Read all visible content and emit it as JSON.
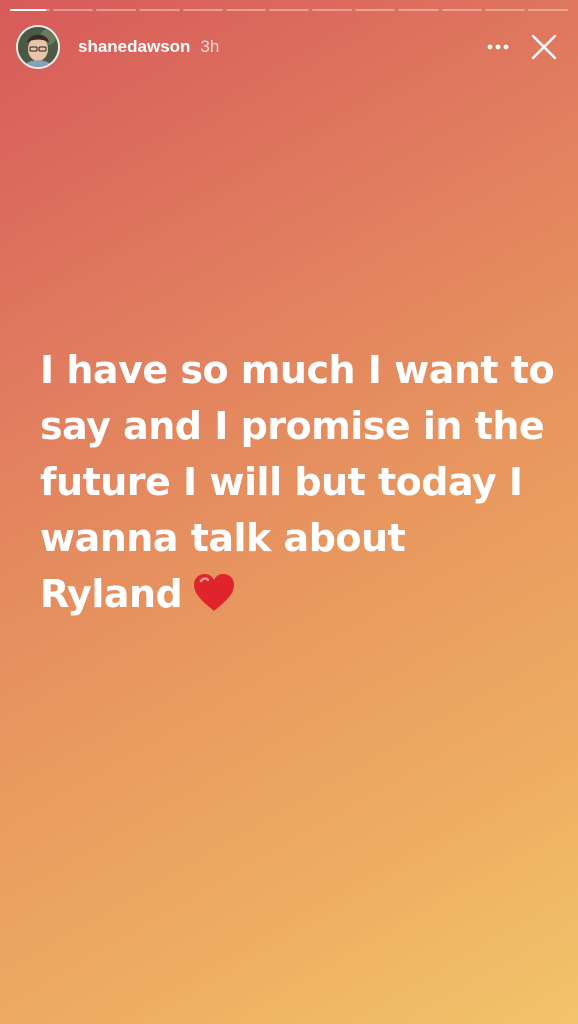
{
  "progress": {
    "segment_count": 13,
    "current_index": 0,
    "current_fraction": 0.9
  },
  "header": {
    "avatar_icon": "profile-photo-avatar",
    "username": "shanedawson",
    "time": "3h",
    "more_icon": "more-options-icon",
    "close_icon": "close-icon"
  },
  "story": {
    "lines": [
      "I have so much I want to",
      "say and I promise in the",
      "future I will but today I",
      "wanna talk about",
      "Ryland"
    ],
    "emoji": "red-heart-icon",
    "text_color": "#ffffff"
  },
  "colors": {
    "gradient_start": "#d75a5a",
    "gradient_end": "#f2c46a"
  }
}
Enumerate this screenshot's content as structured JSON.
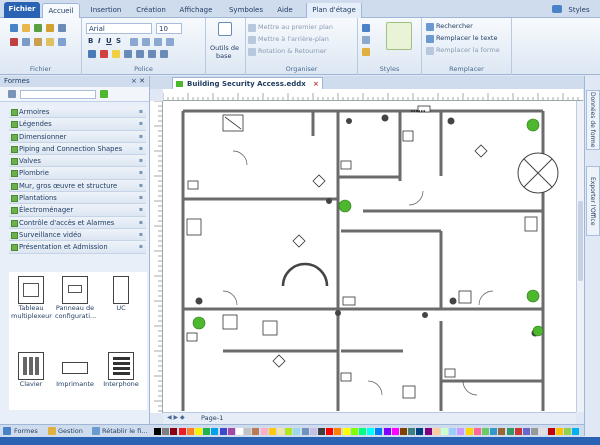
{
  "tabs": {
    "file": "Fichier",
    "home": "Accueil",
    "insert": "Insertion",
    "create": "Création",
    "view": "Affichage",
    "symbols": "Symboles",
    "help": "Aide",
    "layout": "Plan d'étage",
    "styles": "Styles"
  },
  "ribbon": {
    "font_name": "Arial",
    "font_size": "10",
    "group_file": "Fichier",
    "group_font": "Police",
    "tool_label_1": "Outils de",
    "tool_label_2": "base",
    "arrange_1": "Mettre au premier plan",
    "arrange_2": "Mettre à l'arrière-plan",
    "arrange_3": "Rotation & Retourner",
    "group_arrange": "Organiser",
    "group_styles": "Styles",
    "search": "Rechercher",
    "replace_text": "Remplacer le texte",
    "replace_shape": "Remplacer la forme",
    "group_replace": "Remplacer"
  },
  "left_panel": {
    "title": "Formes",
    "categories": [
      "Armoires",
      "Légendes",
      "Dimensionner",
      "Piping and Connection Shapes",
      "Valves",
      "Plombrie",
      "Mur, gros œuvre et structure",
      "Plantations",
      "Électroménager",
      "Contrôle d'accès et Alarmes",
      "Surveillance vidéo",
      "Présentation et Admission"
    ],
    "shapes": [
      {
        "label1": "Tableau",
        "label2": "multiplexeur"
      },
      {
        "label1": "Panneau de",
        "label2": "configurati..."
      },
      {
        "label1": "UC",
        "label2": ""
      },
      {
        "label1": "Clavier",
        "label2": ""
      },
      {
        "label1": "Imprimante",
        "label2": ""
      },
      {
        "label1": "Interphone",
        "label2": ""
      }
    ],
    "bottom_tab_1": "Formes",
    "bottom_tab_2": "Gestion",
    "bottom_tab_3": "Rétablir le fi..."
  },
  "document": {
    "tab_title": "Building Security Access.eddx",
    "page_tab": "Page-1"
  },
  "right_panel": {
    "tab1": "Données de forme",
    "tab2": "Exporter l'Office"
  },
  "palette_colors": [
    "#000000",
    "#7f7f7f",
    "#880015",
    "#ed1c24",
    "#ff7f27",
    "#fff200",
    "#22b14c",
    "#00a2e8",
    "#3f48cc",
    "#a349a4",
    "#ffffff",
    "#c3c3c3",
    "#b97a57",
    "#ffaec9",
    "#ffc90e",
    "#efe4b0",
    "#b5e61d",
    "#99d9ea",
    "#7092be",
    "#c8bfe7",
    "#404040",
    "#ff0000",
    "#ff8000",
    "#ffff00",
    "#80ff00",
    "#00ff80",
    "#00ffff",
    "#0080ff",
    "#8000ff",
    "#ff00ff",
    "#804000",
    "#408080",
    "#004080",
    "#800080",
    "#ffcc99",
    "#ccffcc",
    "#99ccff",
    "#cc99ff",
    "#ffd700",
    "#ff6699",
    "#66cc66",
    "#3399cc",
    "#996633",
    "#339966",
    "#cc3333",
    "#6666cc",
    "#999999",
    "#e0e0e0",
    "#c00000",
    "#ffc000",
    "#92d050",
    "#00b0f0"
  ],
  "colors": {
    "accent": "#2b63b4",
    "plant": "#4db82e",
    "wall": "#666666"
  }
}
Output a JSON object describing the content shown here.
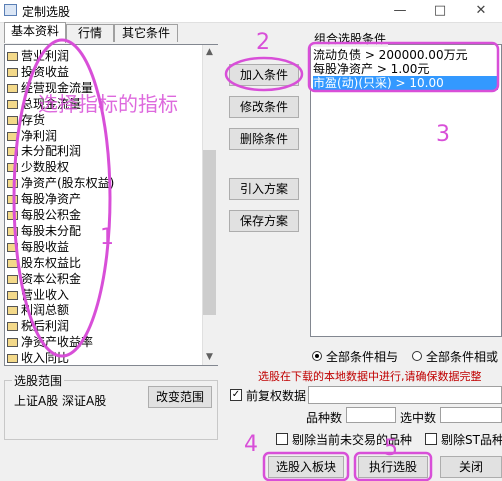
{
  "window": {
    "title": "定制选股",
    "minimize": "—",
    "maximize": "□",
    "close": "✕"
  },
  "tabs": [
    "基本资料",
    "行情",
    "其它条件"
  ],
  "indicator_list": [
    "营业利润",
    "投资收益",
    "经营现金流量",
    "总现金流量",
    "存货",
    "净利润",
    "未分配利润",
    "少数股权",
    "净资产(股东权益)",
    "每股净资产",
    "每股公积金",
    "每股未分配",
    "每股收益",
    "股东权益比",
    "资本公积金",
    "营业收入",
    "利润总额",
    "税后利润",
    "净资产收益率",
    "收入同比"
  ],
  "buttons": {
    "add": "加入条件",
    "modify": "修改条件",
    "delete": "删除条件",
    "import": "引入方案",
    "save": "保存方案",
    "change_range": "改变范围",
    "select_to_block": "选股入板块",
    "execute": "执行选股",
    "close": "关闭"
  },
  "conditions": {
    "title": "组合选股条件",
    "items": [
      "流动负债 > 200000.00万元",
      "每股净资产 > 1.00元",
      "市盈(动)(只采) > 10.00"
    ],
    "selected_index": 2
  },
  "logic": {
    "and_label": "全部条件相与",
    "or_label": "全部条件相或",
    "selected": "and"
  },
  "notice": "选股在下载的本地数据中进行,请确保数据完整",
  "range": {
    "title": "选股范围",
    "value": "上证A股 深证A股"
  },
  "options": {
    "prior_adjust_label": "前复权数据",
    "prior_adjust_checked": true,
    "count_label": "品种数",
    "selected_label": "选中数",
    "exclude_untraded_label": "剔除当前未交易的品种",
    "exclude_st_label": "剔除ST品种"
  },
  "annotations": {
    "marker_1": "1",
    "marker_2": "2",
    "marker_3": "3",
    "marker_4": "4",
    "marker_5": "5",
    "overlay_text": "选择指标的指标",
    "color": "#d84fd8"
  }
}
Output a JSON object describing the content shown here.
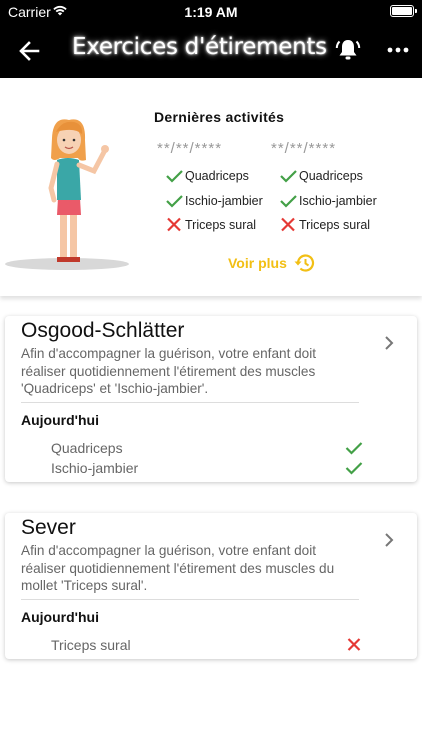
{
  "status_bar": {
    "carrier": "Carrier",
    "time": "1:19 AM"
  },
  "app_bar": {
    "title": "Exercices d'étirements"
  },
  "activities": {
    "title": "Dernières activités",
    "columns": [
      {
        "date": "**/**/****",
        "items": [
          {
            "label": "Quadriceps",
            "status": "done"
          },
          {
            "label": "Ischio-jambier",
            "status": "done"
          },
          {
            "label": "Triceps sural",
            "status": "missed"
          }
        ]
      },
      {
        "date": "**/**/****",
        "items": [
          {
            "label": "Quadriceps",
            "status": "done"
          },
          {
            "label": "Ischio-jambier",
            "status": "done"
          },
          {
            "label": "Triceps sural",
            "status": "missed"
          }
        ]
      }
    ],
    "see_more": "Voir plus"
  },
  "cards": [
    {
      "title": "Osgood-Schlätter",
      "description": "Afin d'accompagner la guérison, votre enfant doit réaliser quotidiennement l'étirement des muscles 'Quadriceps' et 'Ischio-jambier'.",
      "today_label": "Aujourd'hui",
      "exercises": [
        {
          "label": "Quadriceps",
          "status": "done"
        },
        {
          "label": "Ischio-jambier",
          "status": "done"
        }
      ]
    },
    {
      "title": "Sever",
      "description": "Afin d'accompagner la guérison, votre enfant doit réaliser quotidiennement l'étirement des muscles du mollet 'Triceps sural'.",
      "today_label": "Aujourd'hui",
      "exercises": [
        {
          "label": "Triceps sural",
          "status": "missed"
        }
      ]
    }
  ],
  "colors": {
    "check": "#43a047",
    "cross": "#e53935",
    "accent": "#f2bf14",
    "bar": "#000000"
  },
  "icons": {
    "back": "arrow-left-icon",
    "bell": "alarm-bell-icon",
    "more": "more-dots-icon",
    "history": "history-icon",
    "chevron": "chevron-right-icon"
  }
}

▬▬▬▬▬▬

- [Task to complete]: Scan the listing above for the word "Remplacer" and show each line where it is found.

- [Correct output]:
    "replace_text": "Remplacer le texte",
    "replace_shape": "Remplacer la forme",
    "group_replace": "Remplacer"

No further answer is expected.